Source passage:
Debates over foreign policy began with the demise of the Soviet Union. Globalization, however, produced additional divisions as national security became disconnected from the economic strategy of transnational corporations. Furthermore, how to readjust the military/industrial complex to the needs of global capitalism has generated significant differences. As the Institute for National Strategic Studies pointed out: `Almost everywhere, countries face the task of harmonising their foreign economic policies with their national security strategies. China and Russia both -ace this challenge, as do the Europeans and the Japanese. So does the United States.' (1)
The Bush doctrine
These debates were clearly evident during the presidential campaign between George W. Bush and Al Gore. The Bush approach centred on narrowing the definition of vital interests and was critical of the Clinton/Gore strategy of nation building, involving US troops in Haiti, Kosovo and Somalia. The Clinton/Gore globalist policy sought stability through undertaking a broad range of military and civil engagements, backed by a solid alliance of stakeholders. For Bush, however, the mission was to `deter and win wars' rather than engage in `vague, aimless, and endless deployments'. (2) His ideas were linked to the two regional war strategy, which became the dominant military strategy after the break-up of the USSR. It was built on the need of the US to be able to fight two regional wars at the same time, and focused mainly on the containment of Iraq and North Korea. At the time, this approach was closely associated with Colin Powell, secretary of state, who believed that the military was ill equipped for the demands of civic contingencies.
In the words of Adam Siegel, senior analyst at Northrop Grumman, one of the big four defence corporations: `The war-fighting mission does not require analysis of governmental corruption, police brutality, organized crime, international development funding [and] what is happening in the local economy.' (3) Such questions were, though, affecting real military operations. Siegel continued:
What will be the population's voting patterns? Where will refugees try to rebuild houses? Will the local schools open on time? These are real examples that this author has seen Brigade commanders ask their intelligence officers in Haiti and Bosnia. (4)
This entangling web of relationships, fostered by the concerns of the globalists, was just too much for Bush and Powell who wished to draw a circle around US vital interests. Both believed nation building should not be part of the military's mission, as can be seen in the administration's reluctance to become deeply engaged in rebuilding Afghanistan.
The Bush/Powell approach marked a cautious retreat from globalist over-extension, but the terrorist attacks of September 11 enabled hegemonists within the administration to push for a more aggressive and expansionist policy. This is evident in the increased influence of secretary of defense Donald Rumsfeld, deputy defense secretary Paul Wolfowitz, vice-president Dick Cheney and policy advisor Richard Perle. Key to their thinking is that the US must act first and foremost to guarantee its own geopolitical security whenever necessary. No longer in retreat from global engagement, they freed the administration from the constraints of its own strategy. This opened the door to a new consensus that solved a number of key problems faced by the original Bush/Powell policy. Straightaway, vital interests could be defined in terms of a broad array of problems that included engagements with state and non-state threats sweeping over a crescent from the Middle East to the Philippines. Intervention did not have to be based on starving children and ethnic cleansing, but on the danger of international terrorism. Multilateral partnerships were reduced to secondary importance, or even judged unnecessary, since the US, as the world's only superpower, could act unilaterally. Winning victories was what would make countries line up behind US leadership. Generally, Powell is in agreement with this broader approach but still argues for building alliances. On the other hand, Bush is perfectly comfortable with a unilateralist stance.

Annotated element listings

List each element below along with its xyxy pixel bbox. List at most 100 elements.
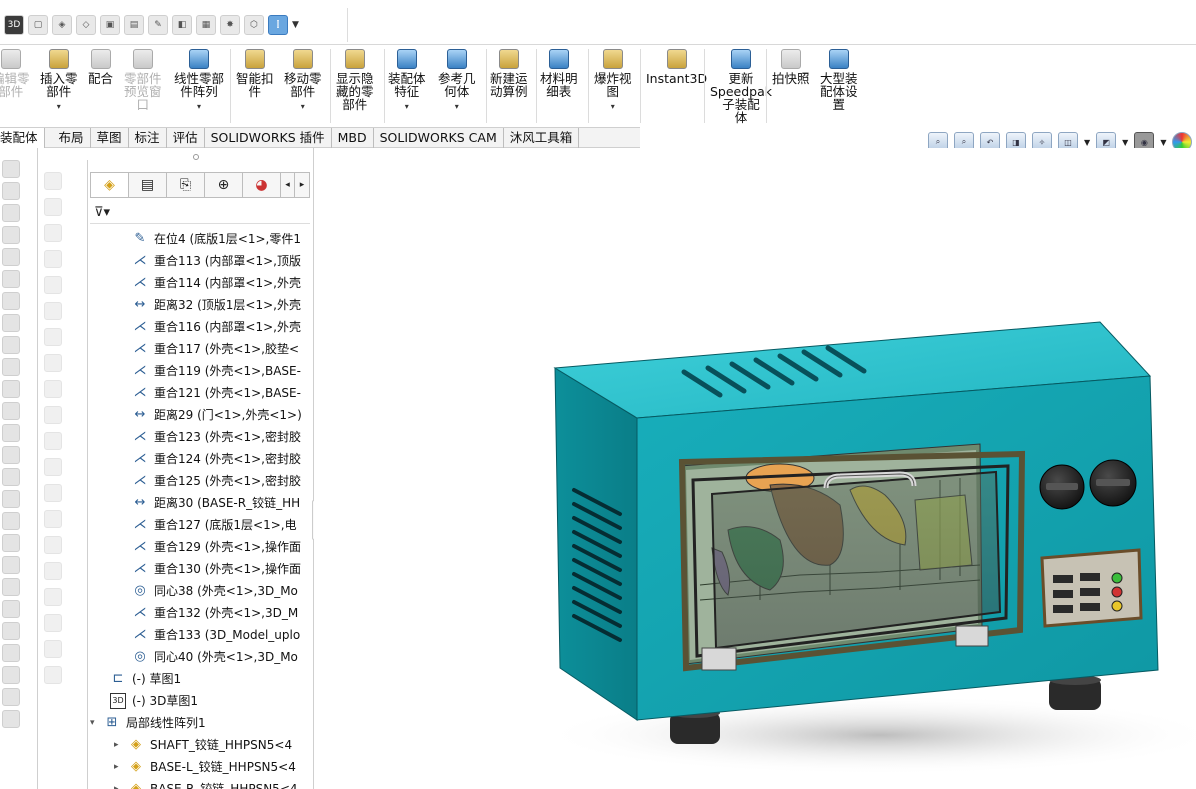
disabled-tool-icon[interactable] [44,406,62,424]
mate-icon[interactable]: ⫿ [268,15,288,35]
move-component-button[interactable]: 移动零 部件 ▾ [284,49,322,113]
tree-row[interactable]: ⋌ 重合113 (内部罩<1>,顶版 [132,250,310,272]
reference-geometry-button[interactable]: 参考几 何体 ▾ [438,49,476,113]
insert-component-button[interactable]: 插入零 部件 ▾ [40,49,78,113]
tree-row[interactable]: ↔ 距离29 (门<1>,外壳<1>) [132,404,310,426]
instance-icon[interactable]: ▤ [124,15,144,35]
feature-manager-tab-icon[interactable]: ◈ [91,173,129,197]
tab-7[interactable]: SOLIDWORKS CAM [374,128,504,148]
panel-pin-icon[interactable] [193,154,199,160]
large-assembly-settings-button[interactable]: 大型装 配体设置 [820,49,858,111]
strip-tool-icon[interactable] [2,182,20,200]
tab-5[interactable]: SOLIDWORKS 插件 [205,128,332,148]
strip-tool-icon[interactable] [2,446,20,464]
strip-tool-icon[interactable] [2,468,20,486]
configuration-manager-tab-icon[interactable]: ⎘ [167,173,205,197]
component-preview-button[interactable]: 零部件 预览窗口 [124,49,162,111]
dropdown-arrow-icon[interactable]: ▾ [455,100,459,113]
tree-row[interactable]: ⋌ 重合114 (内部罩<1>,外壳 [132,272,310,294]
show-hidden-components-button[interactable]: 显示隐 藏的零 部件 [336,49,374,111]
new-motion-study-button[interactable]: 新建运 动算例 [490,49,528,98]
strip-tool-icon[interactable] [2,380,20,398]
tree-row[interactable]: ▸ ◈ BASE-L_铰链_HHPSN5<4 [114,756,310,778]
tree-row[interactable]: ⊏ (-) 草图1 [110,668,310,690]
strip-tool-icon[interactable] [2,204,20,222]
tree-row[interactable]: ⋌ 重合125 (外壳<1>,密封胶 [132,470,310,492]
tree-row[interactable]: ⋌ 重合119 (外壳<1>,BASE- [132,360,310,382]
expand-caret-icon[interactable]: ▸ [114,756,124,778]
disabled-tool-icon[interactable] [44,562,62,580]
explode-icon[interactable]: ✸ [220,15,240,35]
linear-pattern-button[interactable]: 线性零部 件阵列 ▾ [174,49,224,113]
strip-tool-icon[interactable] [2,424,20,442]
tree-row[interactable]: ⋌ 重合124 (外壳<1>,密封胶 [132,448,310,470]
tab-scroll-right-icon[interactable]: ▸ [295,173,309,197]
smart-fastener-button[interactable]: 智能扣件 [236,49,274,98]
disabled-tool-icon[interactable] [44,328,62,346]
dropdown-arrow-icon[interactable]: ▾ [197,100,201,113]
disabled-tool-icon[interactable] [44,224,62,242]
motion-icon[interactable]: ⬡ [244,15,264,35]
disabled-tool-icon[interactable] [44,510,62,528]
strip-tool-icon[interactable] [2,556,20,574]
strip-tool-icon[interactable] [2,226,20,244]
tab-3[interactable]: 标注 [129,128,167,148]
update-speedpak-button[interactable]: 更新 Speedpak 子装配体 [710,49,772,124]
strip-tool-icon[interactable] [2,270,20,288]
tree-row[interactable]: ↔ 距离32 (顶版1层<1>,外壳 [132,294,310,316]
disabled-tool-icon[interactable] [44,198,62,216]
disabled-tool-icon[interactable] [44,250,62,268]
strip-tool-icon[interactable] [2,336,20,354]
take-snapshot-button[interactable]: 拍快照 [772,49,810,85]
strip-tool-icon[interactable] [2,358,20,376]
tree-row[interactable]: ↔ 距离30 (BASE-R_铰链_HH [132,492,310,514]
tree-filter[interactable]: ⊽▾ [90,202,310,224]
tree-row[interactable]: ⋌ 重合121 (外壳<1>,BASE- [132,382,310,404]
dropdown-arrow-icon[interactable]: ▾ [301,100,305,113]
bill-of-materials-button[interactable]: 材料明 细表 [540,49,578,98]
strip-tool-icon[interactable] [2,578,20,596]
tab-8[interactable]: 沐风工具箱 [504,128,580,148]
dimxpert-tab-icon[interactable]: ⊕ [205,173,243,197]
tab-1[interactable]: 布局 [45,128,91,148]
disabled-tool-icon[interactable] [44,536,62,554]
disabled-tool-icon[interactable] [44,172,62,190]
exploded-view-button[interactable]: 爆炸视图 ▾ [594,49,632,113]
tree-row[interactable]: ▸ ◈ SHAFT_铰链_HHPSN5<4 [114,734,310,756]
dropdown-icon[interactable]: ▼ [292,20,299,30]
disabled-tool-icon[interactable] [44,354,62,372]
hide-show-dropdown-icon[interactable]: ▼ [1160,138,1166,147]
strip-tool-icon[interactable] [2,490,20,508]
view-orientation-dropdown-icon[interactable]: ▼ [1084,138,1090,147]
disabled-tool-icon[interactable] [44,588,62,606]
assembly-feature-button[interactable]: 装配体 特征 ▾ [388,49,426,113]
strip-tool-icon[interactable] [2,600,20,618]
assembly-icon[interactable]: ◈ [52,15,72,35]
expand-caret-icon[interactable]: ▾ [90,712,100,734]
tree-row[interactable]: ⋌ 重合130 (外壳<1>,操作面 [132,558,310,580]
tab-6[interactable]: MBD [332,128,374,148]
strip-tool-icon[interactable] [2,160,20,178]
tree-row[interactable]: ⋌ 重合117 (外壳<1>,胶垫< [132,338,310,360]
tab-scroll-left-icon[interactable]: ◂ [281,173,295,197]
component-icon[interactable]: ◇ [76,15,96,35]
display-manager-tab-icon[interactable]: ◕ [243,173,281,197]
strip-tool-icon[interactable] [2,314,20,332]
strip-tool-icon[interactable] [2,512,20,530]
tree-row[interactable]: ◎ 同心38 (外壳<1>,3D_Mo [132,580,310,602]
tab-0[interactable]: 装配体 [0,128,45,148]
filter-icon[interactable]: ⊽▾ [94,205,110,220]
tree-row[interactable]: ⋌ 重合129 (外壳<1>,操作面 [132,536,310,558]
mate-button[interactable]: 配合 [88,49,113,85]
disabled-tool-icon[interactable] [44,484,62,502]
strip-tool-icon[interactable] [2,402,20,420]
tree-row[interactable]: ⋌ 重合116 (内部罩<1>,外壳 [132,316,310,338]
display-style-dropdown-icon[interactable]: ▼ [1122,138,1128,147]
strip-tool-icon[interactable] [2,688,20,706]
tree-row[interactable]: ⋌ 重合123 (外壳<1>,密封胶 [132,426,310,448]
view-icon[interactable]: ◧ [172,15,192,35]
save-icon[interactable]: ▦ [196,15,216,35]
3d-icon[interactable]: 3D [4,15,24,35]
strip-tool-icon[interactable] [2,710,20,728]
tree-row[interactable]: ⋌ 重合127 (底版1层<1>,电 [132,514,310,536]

==

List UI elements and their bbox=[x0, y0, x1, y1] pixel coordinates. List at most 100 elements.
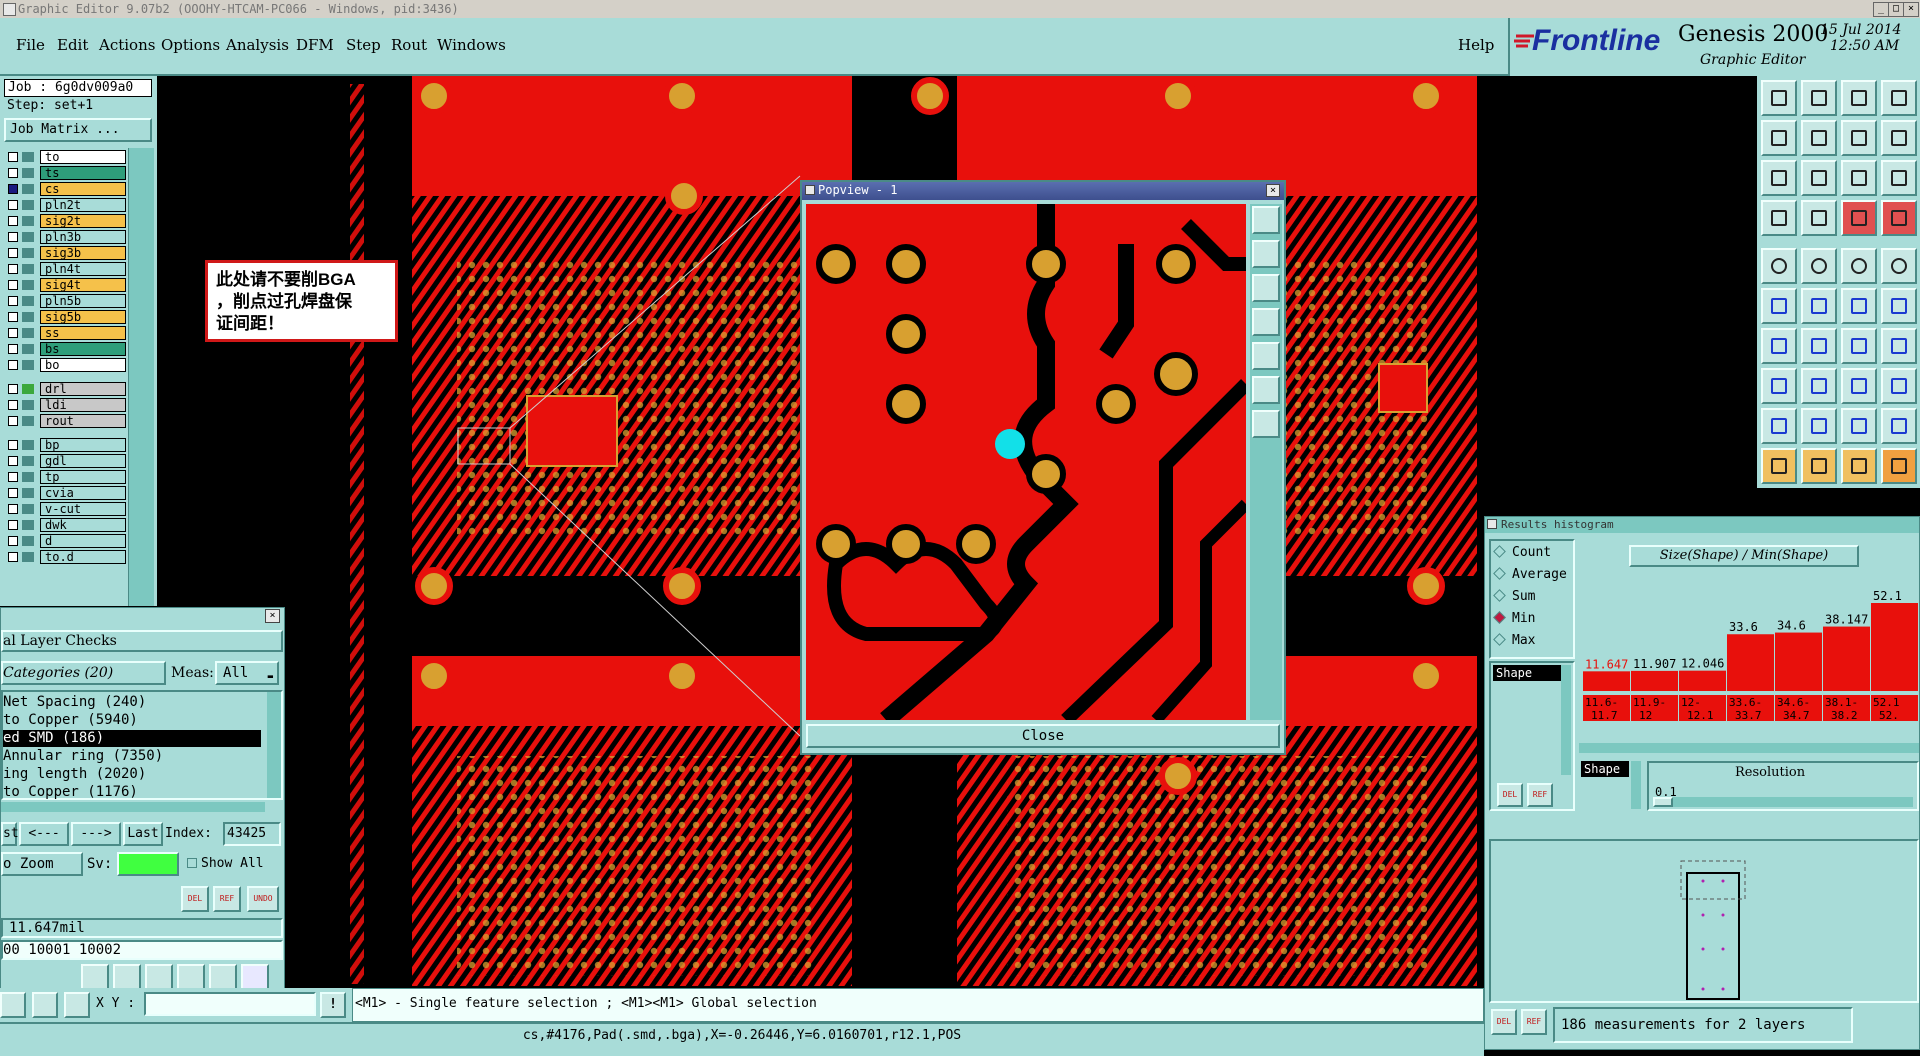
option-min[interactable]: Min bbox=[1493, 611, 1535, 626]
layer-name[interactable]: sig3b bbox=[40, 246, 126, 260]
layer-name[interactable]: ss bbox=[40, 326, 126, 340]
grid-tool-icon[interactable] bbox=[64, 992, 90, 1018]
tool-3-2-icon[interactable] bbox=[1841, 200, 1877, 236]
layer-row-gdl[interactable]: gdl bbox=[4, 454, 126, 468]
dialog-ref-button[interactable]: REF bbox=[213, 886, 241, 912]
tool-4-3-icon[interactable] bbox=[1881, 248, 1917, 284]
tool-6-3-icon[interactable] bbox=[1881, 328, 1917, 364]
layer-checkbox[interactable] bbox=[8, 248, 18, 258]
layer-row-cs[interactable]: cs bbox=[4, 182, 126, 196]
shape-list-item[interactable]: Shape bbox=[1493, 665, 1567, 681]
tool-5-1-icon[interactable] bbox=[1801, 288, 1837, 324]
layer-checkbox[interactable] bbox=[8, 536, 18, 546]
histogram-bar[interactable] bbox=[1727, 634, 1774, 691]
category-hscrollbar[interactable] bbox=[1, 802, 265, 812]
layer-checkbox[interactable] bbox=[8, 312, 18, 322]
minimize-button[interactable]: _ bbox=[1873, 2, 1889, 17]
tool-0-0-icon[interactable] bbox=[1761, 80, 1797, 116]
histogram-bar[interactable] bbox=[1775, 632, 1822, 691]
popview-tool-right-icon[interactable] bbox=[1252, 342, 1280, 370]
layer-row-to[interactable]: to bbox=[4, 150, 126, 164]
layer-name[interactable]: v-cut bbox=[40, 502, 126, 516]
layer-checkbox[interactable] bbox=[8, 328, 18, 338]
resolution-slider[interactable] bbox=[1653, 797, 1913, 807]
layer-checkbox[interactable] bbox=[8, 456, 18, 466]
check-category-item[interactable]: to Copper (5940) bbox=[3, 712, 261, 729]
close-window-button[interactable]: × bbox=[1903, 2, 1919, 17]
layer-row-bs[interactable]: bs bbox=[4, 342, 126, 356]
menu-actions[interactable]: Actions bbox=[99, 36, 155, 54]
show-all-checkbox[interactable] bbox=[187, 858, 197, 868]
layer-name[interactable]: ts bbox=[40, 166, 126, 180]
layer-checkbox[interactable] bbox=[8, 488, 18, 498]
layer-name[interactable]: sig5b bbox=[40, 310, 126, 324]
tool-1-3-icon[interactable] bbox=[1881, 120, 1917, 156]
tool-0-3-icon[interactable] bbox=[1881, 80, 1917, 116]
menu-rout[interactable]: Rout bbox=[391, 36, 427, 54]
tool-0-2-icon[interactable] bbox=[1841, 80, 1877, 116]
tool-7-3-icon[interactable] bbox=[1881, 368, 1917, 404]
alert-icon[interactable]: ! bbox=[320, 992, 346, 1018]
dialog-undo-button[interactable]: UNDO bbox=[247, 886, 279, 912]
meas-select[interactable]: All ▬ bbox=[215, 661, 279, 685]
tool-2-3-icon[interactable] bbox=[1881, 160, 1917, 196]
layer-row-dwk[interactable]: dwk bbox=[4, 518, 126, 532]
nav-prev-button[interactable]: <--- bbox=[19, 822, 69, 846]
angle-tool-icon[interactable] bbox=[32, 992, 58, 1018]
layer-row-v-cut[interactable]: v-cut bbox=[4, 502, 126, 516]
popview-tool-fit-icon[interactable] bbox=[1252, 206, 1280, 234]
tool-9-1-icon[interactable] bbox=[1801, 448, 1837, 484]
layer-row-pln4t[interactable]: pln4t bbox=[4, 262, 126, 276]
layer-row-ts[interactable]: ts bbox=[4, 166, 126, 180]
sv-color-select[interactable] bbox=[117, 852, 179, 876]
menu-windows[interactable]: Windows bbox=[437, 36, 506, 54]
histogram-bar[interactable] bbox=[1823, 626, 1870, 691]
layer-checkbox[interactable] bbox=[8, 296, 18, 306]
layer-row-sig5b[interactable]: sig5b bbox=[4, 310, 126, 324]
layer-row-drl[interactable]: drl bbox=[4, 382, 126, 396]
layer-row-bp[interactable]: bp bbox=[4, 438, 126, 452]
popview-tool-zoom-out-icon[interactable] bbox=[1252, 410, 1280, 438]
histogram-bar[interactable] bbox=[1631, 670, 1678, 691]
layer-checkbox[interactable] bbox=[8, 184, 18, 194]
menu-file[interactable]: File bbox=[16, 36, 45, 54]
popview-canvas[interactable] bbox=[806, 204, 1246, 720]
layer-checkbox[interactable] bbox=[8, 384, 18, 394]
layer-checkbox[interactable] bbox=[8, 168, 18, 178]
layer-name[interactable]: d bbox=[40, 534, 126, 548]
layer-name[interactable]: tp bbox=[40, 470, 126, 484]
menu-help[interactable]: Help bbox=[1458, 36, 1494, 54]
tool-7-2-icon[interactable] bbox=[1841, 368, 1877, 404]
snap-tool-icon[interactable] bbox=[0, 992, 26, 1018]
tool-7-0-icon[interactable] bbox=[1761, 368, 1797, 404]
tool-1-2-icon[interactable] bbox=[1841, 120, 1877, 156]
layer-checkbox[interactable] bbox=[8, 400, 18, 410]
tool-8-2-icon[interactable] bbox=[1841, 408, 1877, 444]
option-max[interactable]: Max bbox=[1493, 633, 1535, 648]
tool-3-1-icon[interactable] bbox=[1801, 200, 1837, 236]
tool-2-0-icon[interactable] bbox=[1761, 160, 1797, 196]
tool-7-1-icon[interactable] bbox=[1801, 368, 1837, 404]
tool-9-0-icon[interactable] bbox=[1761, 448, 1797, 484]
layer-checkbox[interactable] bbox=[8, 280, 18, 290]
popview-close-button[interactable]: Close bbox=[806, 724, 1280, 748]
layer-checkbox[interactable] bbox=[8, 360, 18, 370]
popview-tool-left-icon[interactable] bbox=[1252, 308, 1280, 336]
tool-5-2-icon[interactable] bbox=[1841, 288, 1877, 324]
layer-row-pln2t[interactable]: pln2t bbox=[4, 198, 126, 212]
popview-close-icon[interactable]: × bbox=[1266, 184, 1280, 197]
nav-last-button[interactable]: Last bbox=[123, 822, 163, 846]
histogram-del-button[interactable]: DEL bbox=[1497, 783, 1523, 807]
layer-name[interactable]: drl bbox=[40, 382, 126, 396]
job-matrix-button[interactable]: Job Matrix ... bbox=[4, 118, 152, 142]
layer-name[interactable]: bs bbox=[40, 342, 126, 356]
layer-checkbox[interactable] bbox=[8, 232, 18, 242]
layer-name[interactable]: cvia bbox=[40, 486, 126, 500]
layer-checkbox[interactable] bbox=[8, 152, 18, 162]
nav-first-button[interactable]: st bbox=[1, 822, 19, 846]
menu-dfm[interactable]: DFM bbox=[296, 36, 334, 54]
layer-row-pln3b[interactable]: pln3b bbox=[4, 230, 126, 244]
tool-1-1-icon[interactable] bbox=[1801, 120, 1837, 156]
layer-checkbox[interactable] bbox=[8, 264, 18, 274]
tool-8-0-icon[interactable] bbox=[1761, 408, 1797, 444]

Aim: Copy the passage on US foreign policy between "This entangling web" and "in rebuilding Afghanistan.", inclusive. The items aren't needed for this exercise.

Full solution:
This entangling web of relationships, fostered by the concerns of the globalists, was just too much for Bush and Powell who wished to draw a circle around US vital interests. Both believed nation building should not be part of the military's mission, as can be seen in the administration's reluctance to become deeply engaged in rebuilding Afghanistan.